**GIVEN ENTRIES**.
————

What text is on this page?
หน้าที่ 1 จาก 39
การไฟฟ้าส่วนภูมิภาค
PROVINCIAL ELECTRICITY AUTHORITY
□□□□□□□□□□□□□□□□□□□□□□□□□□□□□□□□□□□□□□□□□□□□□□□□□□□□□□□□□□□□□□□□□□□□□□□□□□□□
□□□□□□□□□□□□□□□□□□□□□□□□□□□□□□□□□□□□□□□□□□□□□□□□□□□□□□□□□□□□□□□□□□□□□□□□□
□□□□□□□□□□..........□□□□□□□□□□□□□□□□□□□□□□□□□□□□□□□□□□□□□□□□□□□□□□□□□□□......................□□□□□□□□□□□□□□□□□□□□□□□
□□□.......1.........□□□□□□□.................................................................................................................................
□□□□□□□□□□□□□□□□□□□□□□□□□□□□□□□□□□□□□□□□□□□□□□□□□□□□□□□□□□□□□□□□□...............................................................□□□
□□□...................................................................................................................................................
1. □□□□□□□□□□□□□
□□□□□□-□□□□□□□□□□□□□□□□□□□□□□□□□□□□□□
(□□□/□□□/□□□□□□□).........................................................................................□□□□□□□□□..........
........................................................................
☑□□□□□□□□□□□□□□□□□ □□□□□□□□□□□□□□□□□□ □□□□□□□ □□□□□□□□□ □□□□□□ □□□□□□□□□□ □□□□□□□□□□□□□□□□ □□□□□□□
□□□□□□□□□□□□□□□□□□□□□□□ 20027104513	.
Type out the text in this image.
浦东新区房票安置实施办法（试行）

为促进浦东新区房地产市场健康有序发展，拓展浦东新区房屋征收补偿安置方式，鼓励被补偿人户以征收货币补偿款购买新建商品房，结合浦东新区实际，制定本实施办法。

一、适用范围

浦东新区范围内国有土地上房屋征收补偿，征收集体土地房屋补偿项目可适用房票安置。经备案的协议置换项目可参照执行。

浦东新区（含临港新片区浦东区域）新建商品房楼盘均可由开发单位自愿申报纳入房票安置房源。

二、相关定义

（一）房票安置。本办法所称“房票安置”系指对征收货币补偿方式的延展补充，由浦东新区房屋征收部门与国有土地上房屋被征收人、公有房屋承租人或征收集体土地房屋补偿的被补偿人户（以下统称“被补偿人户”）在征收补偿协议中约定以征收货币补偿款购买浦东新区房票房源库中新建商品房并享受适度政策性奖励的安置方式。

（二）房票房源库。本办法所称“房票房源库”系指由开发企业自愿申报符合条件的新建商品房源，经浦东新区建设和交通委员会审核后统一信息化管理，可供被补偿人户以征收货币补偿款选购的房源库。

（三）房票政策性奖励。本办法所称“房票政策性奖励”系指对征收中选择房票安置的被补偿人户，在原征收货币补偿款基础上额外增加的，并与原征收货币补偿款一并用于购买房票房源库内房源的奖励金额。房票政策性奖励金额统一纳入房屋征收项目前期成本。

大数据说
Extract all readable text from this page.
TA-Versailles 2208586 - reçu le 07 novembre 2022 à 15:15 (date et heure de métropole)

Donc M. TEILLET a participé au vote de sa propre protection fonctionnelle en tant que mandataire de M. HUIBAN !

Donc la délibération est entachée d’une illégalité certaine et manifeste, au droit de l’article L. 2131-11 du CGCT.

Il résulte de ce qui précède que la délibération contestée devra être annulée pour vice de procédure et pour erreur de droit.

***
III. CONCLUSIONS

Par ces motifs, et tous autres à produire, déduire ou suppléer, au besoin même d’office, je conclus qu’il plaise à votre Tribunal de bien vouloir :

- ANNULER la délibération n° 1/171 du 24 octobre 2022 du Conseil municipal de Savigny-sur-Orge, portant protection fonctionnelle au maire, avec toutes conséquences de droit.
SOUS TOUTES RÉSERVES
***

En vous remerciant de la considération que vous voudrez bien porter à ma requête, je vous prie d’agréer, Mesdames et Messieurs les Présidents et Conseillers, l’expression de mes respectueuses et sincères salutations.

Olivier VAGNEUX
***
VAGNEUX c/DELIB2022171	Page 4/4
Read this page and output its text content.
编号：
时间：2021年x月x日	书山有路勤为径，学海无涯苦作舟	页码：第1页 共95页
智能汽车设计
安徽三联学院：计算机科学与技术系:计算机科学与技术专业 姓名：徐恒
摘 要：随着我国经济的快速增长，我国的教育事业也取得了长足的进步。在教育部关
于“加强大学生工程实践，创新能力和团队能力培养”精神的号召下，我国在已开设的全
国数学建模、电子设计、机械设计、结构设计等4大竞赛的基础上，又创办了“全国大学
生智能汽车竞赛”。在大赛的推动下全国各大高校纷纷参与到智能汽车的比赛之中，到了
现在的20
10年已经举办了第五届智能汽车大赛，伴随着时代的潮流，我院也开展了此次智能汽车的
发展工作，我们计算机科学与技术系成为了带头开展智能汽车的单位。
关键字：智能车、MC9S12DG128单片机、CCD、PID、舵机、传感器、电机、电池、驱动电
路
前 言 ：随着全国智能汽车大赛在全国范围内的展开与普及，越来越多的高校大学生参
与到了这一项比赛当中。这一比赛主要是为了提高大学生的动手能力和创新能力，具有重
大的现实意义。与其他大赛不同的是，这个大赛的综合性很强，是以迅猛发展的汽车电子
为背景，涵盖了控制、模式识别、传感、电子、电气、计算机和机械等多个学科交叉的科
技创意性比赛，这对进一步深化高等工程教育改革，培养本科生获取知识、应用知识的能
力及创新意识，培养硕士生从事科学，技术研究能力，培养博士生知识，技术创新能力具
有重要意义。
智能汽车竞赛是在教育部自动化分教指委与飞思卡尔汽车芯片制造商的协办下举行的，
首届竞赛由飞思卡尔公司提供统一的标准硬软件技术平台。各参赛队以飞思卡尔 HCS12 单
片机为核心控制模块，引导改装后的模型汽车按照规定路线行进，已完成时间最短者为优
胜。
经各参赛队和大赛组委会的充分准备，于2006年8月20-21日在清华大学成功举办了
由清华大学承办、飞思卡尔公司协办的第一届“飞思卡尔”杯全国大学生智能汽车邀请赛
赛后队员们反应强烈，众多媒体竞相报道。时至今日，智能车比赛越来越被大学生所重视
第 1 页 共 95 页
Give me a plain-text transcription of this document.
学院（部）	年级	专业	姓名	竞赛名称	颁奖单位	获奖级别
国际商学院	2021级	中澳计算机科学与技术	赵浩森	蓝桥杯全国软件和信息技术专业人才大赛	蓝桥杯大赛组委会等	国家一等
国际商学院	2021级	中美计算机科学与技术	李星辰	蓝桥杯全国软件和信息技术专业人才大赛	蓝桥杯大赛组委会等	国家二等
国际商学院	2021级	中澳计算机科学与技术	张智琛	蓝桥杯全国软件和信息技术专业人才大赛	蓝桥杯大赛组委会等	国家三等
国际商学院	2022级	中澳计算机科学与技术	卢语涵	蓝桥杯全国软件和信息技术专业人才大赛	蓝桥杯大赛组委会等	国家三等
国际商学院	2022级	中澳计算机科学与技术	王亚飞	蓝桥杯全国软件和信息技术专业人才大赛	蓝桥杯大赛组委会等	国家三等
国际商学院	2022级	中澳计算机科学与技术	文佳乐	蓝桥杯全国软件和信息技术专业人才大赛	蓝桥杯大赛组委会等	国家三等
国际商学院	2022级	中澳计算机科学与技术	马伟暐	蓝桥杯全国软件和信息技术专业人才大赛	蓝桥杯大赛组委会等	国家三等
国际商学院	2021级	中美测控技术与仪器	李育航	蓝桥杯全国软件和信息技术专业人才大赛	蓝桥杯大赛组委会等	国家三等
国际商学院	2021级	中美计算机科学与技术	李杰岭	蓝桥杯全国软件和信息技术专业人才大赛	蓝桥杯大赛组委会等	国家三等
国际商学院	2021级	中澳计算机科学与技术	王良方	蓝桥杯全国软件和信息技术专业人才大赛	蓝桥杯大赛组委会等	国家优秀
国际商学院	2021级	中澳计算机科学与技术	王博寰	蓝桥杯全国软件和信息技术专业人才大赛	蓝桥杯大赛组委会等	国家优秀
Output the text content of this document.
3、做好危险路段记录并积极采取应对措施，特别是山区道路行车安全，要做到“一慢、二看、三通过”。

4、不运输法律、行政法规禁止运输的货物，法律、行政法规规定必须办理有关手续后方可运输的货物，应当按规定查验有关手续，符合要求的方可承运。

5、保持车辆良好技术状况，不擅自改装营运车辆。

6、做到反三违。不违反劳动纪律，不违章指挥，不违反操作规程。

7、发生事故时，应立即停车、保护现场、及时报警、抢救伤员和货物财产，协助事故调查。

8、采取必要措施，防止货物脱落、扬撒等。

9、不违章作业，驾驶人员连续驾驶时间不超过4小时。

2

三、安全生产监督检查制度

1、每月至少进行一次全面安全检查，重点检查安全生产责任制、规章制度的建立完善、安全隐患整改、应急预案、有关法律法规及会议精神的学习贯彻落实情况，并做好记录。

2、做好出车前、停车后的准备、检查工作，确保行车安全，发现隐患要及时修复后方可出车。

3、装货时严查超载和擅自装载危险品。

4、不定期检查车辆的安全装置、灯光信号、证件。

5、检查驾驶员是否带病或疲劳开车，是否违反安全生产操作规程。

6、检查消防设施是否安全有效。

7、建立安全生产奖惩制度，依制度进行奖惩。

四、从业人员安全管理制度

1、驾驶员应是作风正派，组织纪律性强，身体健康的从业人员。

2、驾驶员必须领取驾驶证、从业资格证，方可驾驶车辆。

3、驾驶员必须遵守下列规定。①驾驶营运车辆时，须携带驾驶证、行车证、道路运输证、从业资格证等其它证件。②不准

————

**INSTRUCTIONS TO FOLLOW**. Write out only the final block of lines, starting at the line with "Give me a plain-text" and running to the end of the material.

**ANSWER TO THE TASK**.
Give me a plain-text transcription of this document.
学院（部）	年级	专业	姓名	竞赛名称	颁奖单位	获奖级别
国际商学院	2021级	中澳计算机科学与技术	赵浩森	蓝桥杯全国软件和信息技术专业人才大赛	蓝桥杯大赛组委会等	国家一等
国际商学院	2021级	中美计算机科学与技术	李星辰	蓝桥杯全国软件和信息技术专业人才大赛	蓝桥杯大赛组委会等	国家二等
国际商学院	2021级	中澳计算机科学与技术	张智琛	蓝桥杯全国软件和信息技术专业人才大赛	蓝桥杯大赛组委会等	国家三等
国际商学院	2022级	中澳计算机科学与技术	卢语涵	蓝桥杯全国软件和信息技术专业人才大赛	蓝桥杯大赛组委会等	国家三等
国际商学院	2022级	中澳计算机科学与技术	王亚飞	蓝桥杯全国软件和信息技术专业人才大赛	蓝桥杯大赛组委会等	国家三等
国际商学院	2022级	中澳计算机科学与技术	文佳乐	蓝桥杯全国软件和信息技术专业人才大赛	蓝桥杯大赛组委会等	国家三等
国际商学院	2022级	中澳计算机科学与技术	马伟暐	蓝桥杯全国软件和信息技术专业人才大赛	蓝桥杯大赛组委会等	国家三等
国际商学院	2021级	中美测控技术与仪器	李育航	蓝桥杯全国软件和信息技术专业人才大赛	蓝桥杯大赛组委会等	国家三等
国际商学院	2021级	中美计算机科学与技术	李杰岭	蓝桥杯全国软件和信息技术专业人才大赛	蓝桥杯大赛组委会等	国家三等
国际商学院	2021级	中澳计算机科学与技术	王良方	蓝桥杯全国软件和信息技术专业人才大赛	蓝桥杯大赛组委会等	国家优秀
国际商学院	2021级	中澳计算机科学与技术	王博寰	蓝桥杯全国软件和信息技术专业人才大赛	蓝桥杯大赛组委会等	国家优秀
Output the text content of this document.
3、做好危险路段记录并积极采取应对措施，特别是山区道路行车安全，要做到“一慢、二看、三通过”。

4、不运输法律、行政法规禁止运输的货物，法律、行政法规规定必须办理有关手续后方可运输的货物，应当按规定查验有关手续，符合要求的方可承运。

5、保持车辆良好技术状况，不擅自改装营运车辆。

6、做到反三违。不违反劳动纪律，不违章指挥，不违反操作规程。

7、发生事故时，应立即停车、保护现场、及时报警、抢救伤员和货物财产，协助事故调查。

8、采取必要措施，防止货物脱落、扬撒等。

9、不违章作业，驾驶人员连续驾驶时间不超过4小时。

2

三、安全生产监督检查制度

1、每月至少进行一次全面安全检查，重点检查安全生产责任制、规章制度的建立完善、安全隐患整改、应急预案、有关法律法规及会议精神的学习贯彻落实情况，并做好记录。

2、做好出车前、停车后的准备、检查工作，确保行车安全，发现隐患要及时修复后方可出车。

3、装货时严查超载和擅自装载危险品。

4、不定期检查车辆的安全装置、灯光信号、证件。

5、检查驾驶员是否带病或疲劳开车，是否违反安全生产操作规程。

6、检查消防设施是否安全有效。

7、建立安全生产奖惩制度，依制度进行奖惩。

四、从业人员安全管理制度

1、驾驶员应是作风正派，组织纪律性强，身体健康的从业人员。

2、驾驶员必须领取驾驶证、从业资格证，方可驾驶车辆。

3、驾驶员必须遵守下列规定。①驾驶营运车辆时，须携带驾驶证、行车证、道路运输证、从业资格证等其它证件。②不准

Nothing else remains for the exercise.